◆ Do this: Please copy all the lines that follow, word for word.

══ Records for this task

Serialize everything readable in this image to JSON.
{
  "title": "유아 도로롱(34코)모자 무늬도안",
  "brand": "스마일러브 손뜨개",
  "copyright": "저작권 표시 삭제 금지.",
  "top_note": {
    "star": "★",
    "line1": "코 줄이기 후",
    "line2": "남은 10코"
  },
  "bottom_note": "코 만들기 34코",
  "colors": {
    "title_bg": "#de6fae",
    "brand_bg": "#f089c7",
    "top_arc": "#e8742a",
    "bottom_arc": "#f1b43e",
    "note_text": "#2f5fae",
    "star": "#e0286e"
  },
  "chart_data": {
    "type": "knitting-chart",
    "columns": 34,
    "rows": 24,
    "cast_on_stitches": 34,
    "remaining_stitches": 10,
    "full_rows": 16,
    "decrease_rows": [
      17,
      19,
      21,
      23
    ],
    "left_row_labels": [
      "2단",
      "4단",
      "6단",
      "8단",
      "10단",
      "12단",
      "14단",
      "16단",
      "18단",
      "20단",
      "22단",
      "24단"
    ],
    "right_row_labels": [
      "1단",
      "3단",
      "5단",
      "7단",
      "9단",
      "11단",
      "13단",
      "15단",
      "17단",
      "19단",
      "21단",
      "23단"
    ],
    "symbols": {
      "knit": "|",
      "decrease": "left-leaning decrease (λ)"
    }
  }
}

════

◆ The response:
Serialize everything readable in this image to JSON.
{
  "title": "유아 도로롱(34코)모자 무늬도안",
  "brand": "스마일러브 손뜨개",
  "copyright": "저작권 표시 삭제 금지.",
  "top_note": {
    "star": "★",
    "line1": "코 줄이기 후",
    "line2": "남은 10코"
  },
  "bottom_note": "코 만들기 34코",
  "colors": {
    "title_bg": "#de6fae",
    "brand_bg": "#f089c7",
    "top_arc": "#e8742a",
    "bottom_arc": "#f1b43e",
    "note_text": "#2f5fae",
    "star": "#e0286e"
  },
  "chart_data": {
    "type": "knitting-chart",
    "columns": 34,
    "rows": 24,
    "cast_on_stitches": 34,
    "remaining_stitches": 10,
    "full_rows": 16,
    "decrease_rows": [
      17,
      19,
      21,
      23
    ],
    "left_row_labels": [
      "2단",
      "4단",
      "6단",
      "8단",
      "10단",
      "12단",
      "14단",
      "16단",
      "18단",
      "20단",
      "22단",
      "24단"
    ],
    "right_row_labels": [
      "1단",
      "3단",
      "5단",
      "7단",
      "9단",
      "11단",
      "13단",
      "15단",
      "17단",
      "19단",
      "21단",
      "23단"
    ],
    "symbols": {
      "knit": "|",
      "decrease": "left-leaning decrease (λ)"
    }
  }
}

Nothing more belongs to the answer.